WRITTEN PROBLEM: Wherever "this" appears in a line, list that line.

(Saved data entries)
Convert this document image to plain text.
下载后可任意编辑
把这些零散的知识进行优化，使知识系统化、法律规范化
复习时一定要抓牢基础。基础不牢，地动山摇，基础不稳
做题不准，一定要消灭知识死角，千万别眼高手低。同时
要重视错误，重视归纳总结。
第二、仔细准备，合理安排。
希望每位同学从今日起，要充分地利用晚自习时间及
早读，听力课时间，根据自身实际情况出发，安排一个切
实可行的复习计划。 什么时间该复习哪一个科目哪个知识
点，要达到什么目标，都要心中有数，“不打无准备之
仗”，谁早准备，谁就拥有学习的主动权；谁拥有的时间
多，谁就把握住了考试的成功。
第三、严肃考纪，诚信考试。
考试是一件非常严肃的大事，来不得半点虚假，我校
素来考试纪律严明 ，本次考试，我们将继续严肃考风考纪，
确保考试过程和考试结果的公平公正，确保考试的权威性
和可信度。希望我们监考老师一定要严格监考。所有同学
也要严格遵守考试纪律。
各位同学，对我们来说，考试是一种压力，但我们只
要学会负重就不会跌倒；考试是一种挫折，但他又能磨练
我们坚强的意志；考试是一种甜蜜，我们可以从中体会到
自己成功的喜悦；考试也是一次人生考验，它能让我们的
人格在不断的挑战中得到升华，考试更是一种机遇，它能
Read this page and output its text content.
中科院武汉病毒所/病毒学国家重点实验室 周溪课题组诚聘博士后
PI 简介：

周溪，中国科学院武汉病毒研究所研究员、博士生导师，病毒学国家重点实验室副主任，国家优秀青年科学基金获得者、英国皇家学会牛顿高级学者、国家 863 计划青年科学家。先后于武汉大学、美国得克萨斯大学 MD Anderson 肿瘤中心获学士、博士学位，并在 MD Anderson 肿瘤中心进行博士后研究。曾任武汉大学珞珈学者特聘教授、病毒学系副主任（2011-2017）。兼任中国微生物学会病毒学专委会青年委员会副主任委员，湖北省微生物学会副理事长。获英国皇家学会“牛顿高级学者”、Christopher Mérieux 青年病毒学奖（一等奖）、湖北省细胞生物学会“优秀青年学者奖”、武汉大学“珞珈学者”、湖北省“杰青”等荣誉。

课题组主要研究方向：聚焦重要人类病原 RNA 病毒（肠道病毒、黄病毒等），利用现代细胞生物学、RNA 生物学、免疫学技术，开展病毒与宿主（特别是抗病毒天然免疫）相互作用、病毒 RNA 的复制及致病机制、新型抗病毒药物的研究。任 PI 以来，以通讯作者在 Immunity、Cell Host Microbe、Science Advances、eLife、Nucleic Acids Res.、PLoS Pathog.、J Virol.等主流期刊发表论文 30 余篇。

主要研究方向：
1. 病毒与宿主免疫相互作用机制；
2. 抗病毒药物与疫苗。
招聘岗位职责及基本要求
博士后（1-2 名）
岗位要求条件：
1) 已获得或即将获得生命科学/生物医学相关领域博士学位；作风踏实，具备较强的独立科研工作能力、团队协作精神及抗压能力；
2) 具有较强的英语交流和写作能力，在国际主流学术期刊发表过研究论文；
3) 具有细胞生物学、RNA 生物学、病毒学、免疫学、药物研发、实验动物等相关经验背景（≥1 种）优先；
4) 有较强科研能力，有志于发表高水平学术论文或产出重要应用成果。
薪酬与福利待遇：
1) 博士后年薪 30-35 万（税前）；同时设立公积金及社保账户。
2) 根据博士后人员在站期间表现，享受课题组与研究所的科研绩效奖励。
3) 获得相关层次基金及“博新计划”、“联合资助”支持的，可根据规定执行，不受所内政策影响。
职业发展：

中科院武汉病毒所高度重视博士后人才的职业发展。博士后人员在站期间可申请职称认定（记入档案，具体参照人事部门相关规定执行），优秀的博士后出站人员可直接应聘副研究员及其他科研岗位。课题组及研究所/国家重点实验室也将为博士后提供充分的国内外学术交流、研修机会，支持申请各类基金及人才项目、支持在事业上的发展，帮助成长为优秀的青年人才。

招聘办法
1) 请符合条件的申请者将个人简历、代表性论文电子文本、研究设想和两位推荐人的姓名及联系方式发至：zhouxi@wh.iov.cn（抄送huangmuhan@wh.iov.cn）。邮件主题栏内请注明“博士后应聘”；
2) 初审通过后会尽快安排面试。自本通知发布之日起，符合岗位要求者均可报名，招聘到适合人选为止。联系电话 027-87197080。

FINISHED TASK:
Convert this document image to plain text.
Read this page and output its text content.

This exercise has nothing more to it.